◆ **Passage shown**
Pasture feeding improves the nutritional, textural, and techno-functional characteristics of butter.

Some consumers prefer pasture-derived dairy products, as they perceive outdoor pasture-based feeding systems as a more natural environment for animals. Despite this, the number of grazing animals globally has declined as a result of the higher milk yields achieved by indoor TMR feeding systems, in addition to the changing climatic conditions to control the milking environment. This in some countries has led to the development of pasture-fed standards, stipulating the necessity of pasture and its minimum requirements as the primary feed source for products advertising such claims, with various requirements depending on the region for which it was produced. From that perspective, the study cited investigated the differences in the composition and techno-functional properties of butters produced from high, medium and no pasture allowance diets during early, mid, and late lactation.

Butters were produced using milks collected from three feeding systems: outdoor pasture grazing (high pasture allowance); indoor TMR (no pasture allowance); and a partial mixed ration (medium pasture allowance) system, which involved outdoor pasture grazing during the day and indoor TMR feeding at night. Butters were manufactured during early, mid, and late lactation.

◆ **Set of tasks**
- 1) List the three feeding systems from which milk was collected for butter production in the passage on pasture feeding and butter, giving the pasture allowance of each.
- 2) Carry on the passage on pasture feeding and butter from its last sentence.

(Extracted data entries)
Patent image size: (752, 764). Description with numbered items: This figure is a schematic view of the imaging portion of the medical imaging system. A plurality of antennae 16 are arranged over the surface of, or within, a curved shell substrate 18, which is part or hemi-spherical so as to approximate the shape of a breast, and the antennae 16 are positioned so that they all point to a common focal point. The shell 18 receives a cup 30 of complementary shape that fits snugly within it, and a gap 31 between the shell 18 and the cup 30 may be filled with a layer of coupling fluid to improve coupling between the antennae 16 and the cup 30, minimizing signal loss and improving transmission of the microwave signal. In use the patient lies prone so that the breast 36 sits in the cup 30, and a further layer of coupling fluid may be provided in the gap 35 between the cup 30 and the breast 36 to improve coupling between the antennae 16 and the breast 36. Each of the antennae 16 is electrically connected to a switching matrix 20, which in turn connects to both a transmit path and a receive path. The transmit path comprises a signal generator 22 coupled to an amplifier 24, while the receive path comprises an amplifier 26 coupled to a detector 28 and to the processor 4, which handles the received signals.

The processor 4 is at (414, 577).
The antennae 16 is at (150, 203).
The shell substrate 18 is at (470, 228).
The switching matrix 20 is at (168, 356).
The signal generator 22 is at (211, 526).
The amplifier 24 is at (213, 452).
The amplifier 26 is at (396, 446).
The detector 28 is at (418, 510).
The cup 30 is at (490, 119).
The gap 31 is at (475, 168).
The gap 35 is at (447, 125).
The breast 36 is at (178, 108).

◆ **Task-by-task results**
- 1)
- Outdoor pasture grazing: high pasture allowance
- Indoor TMR: no pasture allowance
- Partial mixed ration (outdoor pasture grazing during the day, indoor TMR feeding at night): medium pasture allowance

- 2)
The results showed that the creams derived from the TMR-based feeding system exhibited the highest milk fat globule size. The fatty acid profiles of butters also differed significantly as a function of diet and could be readily discriminated by partial least squares analysis. The most important fatty acids in such an analysis, as indicated by their highest variable importance projection scores, were CLA C18:2 cis-9, trans-11 (rumenic acid), C16: 1n -7 trans (trans-palmitoleic acid), C18:1 trans (elaidic acid), C18: 3n -3 (α-linolenic acid), and C18: 2n -6 (linoleic acid). Increasing the pasture allowances resulted in reduced crystallization temperatures and hardness of butters and concurrently increasing the “yellow” colour, which is associated with carotenoids. The milk fat globule size of the cream decreased with advancing stage of lactation and the churning time of cream was lowest in early lactation. Differences in the fatty acid and triglyceride contents of butter as a result of lactation and dietary effects demonstrated significant correlations with the hardness, rheological, melting, and crystallization profiles of the butters.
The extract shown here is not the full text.